**EXERCISE**
Omit the pictures from the entries below and retype everything else exactly.

Dataset items:
•••••

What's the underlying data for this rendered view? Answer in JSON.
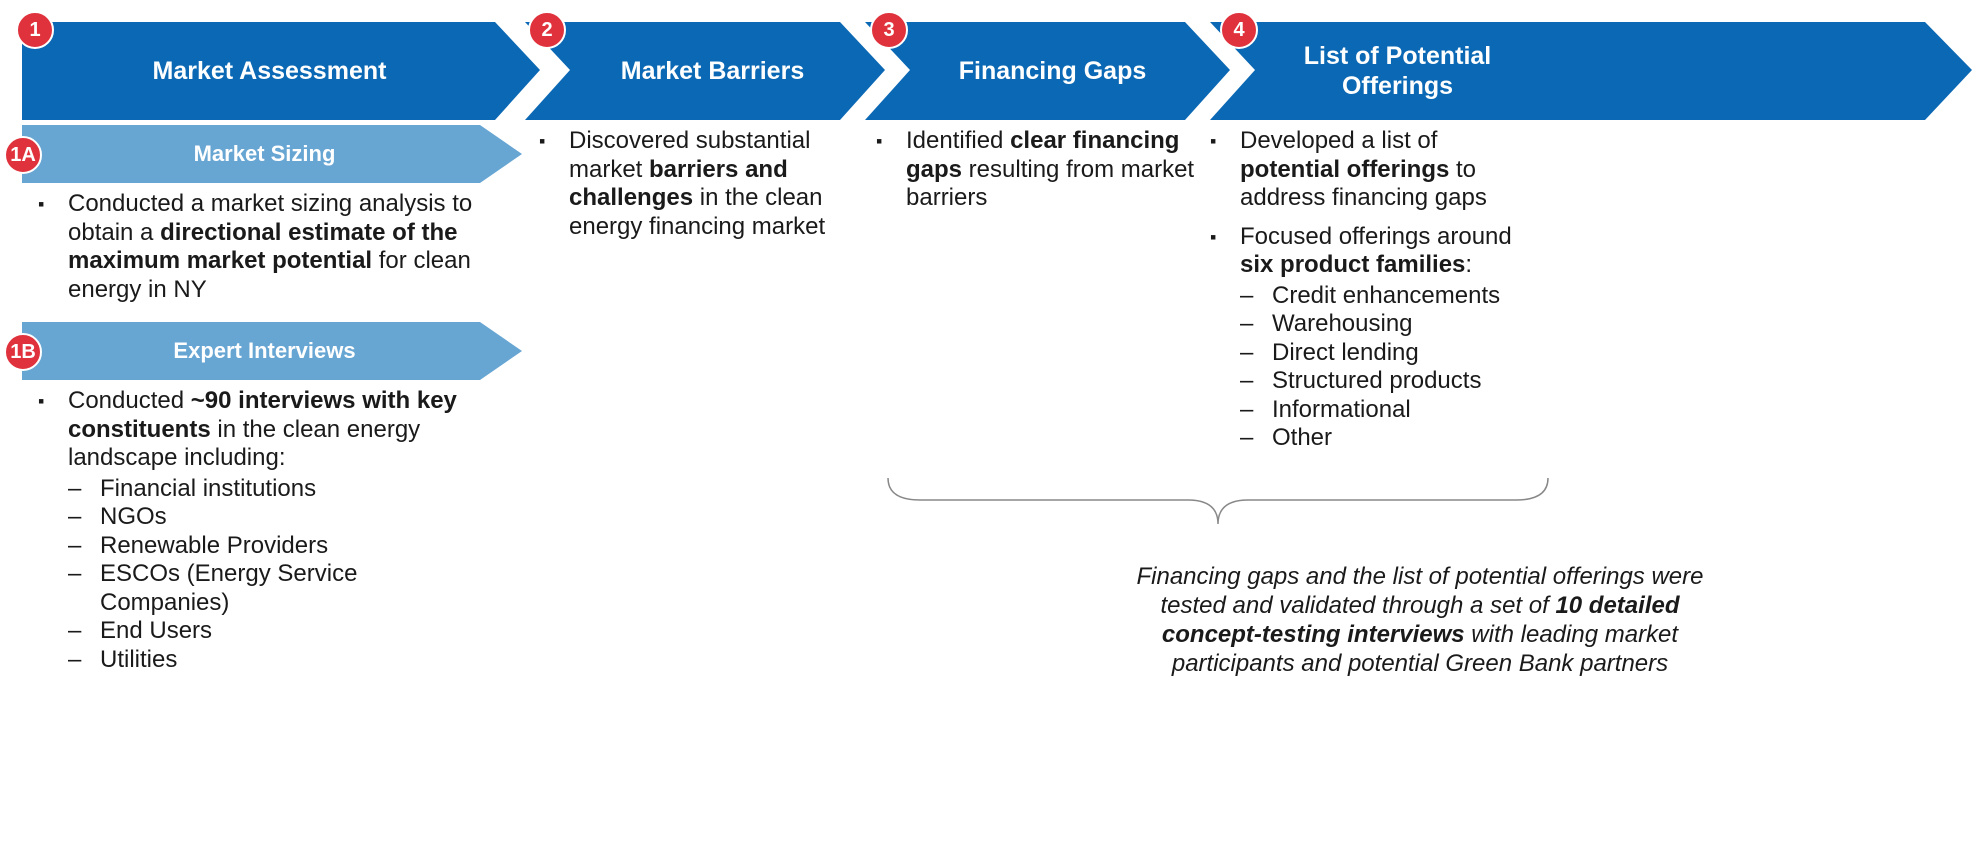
{
  "steps": [
    {
      "number": "1",
      "title": "Market Assessment",
      "substeps": [
        {
          "number": "1A",
          "title": "Market Sizing",
          "bullets": [
            {
              "segments": [
                {
                  "text": "Conducted a market sizing analysis to obtain a "
                },
                {
                  "text": "directional estimate of the maximum market potential",
                  "bold": true
                },
                {
                  "text": " for clean energy in NY"
                }
              ]
            }
          ]
        },
        {
          "number": "1B",
          "title": "Expert Interviews",
          "bullets": [
            {
              "segments": [
                {
                  "text": "Conducted "
                },
                {
                  "text": "~90 interviews with key constituents",
                  "bold": true
                },
                {
                  "text": " in the clean energy landscape including:"
                }
              ],
              "subitems": [
                "Financial institutions",
                "NGOs",
                "Renewable Providers",
                "ESCOs (Energy Service Companies)",
                "End Users",
                "Utilities"
              ]
            }
          ]
        }
      ]
    },
    {
      "number": "2",
      "title": "Market Barriers",
      "bullets": [
        {
          "segments": [
            {
              "text": "Discovered substantial market "
            },
            {
              "text": "barriers and challenges",
              "bold": true
            },
            {
              "text": " in the clean energy financing market"
            }
          ]
        }
      ]
    },
    {
      "number": "3",
      "title": "Financing Gaps",
      "bullets": [
        {
          "segments": [
            {
              "text": "Identified "
            },
            {
              "text": "clear financing gaps",
              "bold": true
            },
            {
              "text": " resulting from market barriers"
            }
          ]
        }
      ]
    },
    {
      "number": "4",
      "title": "List of Potential Offerings",
      "bullets": [
        {
          "segments": [
            {
              "text": "Developed a list of "
            },
            {
              "text": "potential offerings",
              "bold": true
            },
            {
              "text": " to address financing gaps"
            }
          ]
        },
        {
          "segments": [
            {
              "text": "Focused offerings around "
            },
            {
              "text": "six product families",
              "bold": true
            },
            {
              "text": ":"
            }
          ],
          "subitems": [
            "Credit enhancements",
            "Warehousing",
            "Direct lending",
            "Structured products",
            "Informational",
            "Other"
          ]
        }
      ]
    }
  ],
  "footnote": {
    "segments": [
      {
        "text": "Financing gaps and the list of potential offerings were tested and validated through a set of "
      },
      {
        "text": "10 detailed concept-testing interviews",
        "bold": true
      },
      {
        "text": " with leading market participants and potential Green Bank partners"
      }
    ]
  }
}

•••••

**REPLY TO THE EXERCISE**
What's the underlying data for this rendered view? Answer in JSON.
{
  "steps": [
    {
      "number": "1",
      "title": "Market Assessment",
      "substeps": [
        {
          "number": "1A",
          "title": "Market Sizing",
          "bullets": [
            {
              "segments": [
                {
                  "text": "Conducted a market sizing analysis to obtain a "
                },
                {
                  "text": "directional estimate of the maximum market potential",
                  "bold": true
                },
                {
                  "text": " for clean energy in NY"
                }
              ]
            }
          ]
        },
        {
          "number": "1B",
          "title": "Expert Interviews",
          "bullets": [
            {
              "segments": [
                {
                  "text": "Conducted "
                },
                {
                  "text": "~90 interviews with key constituents",
                  "bold": true
                },
                {
                  "text": " in the clean energy landscape including:"
                }
              ],
              "subitems": [
                "Financial institutions",
                "NGOs",
                "Renewable Providers",
                "ESCOs (Energy Service Companies)",
                "End Users",
                "Utilities"
              ]
            }
          ]
        }
      ]
    },
    {
      "number": "2",
      "title": "Market Barriers",
      "bullets": [
        {
          "segments": [
            {
              "text": "Discovered substantial market "
            },
            {
              "text": "barriers and challenges",
              "bold": true
            },
            {
              "text": " in the clean energy financing market"
            }
          ]
        }
      ]
    },
    {
      "number": "3",
      "title": "Financing Gaps",
      "bullets": [
        {
          "segments": [
            {
              "text": "Identified "
            },
            {
              "text": "clear financing gaps",
              "bold": true
            },
            {
              "text": " resulting from market barriers"
            }
          ]
        }
      ]
    },
    {
      "number": "4",
      "title": "List of Potential Offerings",
      "bullets": [
        {
          "segments": [
            {
              "text": "Developed a list of "
            },
            {
              "text": "potential offerings",
              "bold": true
            },
            {
              "text": " to address financing gaps"
            }
          ]
        },
        {
          "segments": [
            {
              "text": "Focused offerings around "
            },
            {
              "text": "six product families",
              "bold": true
            },
            {
              "text": ":"
            }
          ],
          "subitems": [
            "Credit enhancements",
            "Warehousing",
            "Direct lending",
            "Structured products",
            "Informational",
            "Other"
          ]
        }
      ]
    }
  ],
  "footnote": {
    "segments": [
      {
        "text": "Financing gaps and the list of potential offerings were tested and validated through a set of "
      },
      {
        "text": "10 detailed concept-testing interviews",
        "bold": true
      },
      {
        "text": " with leading market participants and potential Green Bank partners"
      }
    ]
  }
}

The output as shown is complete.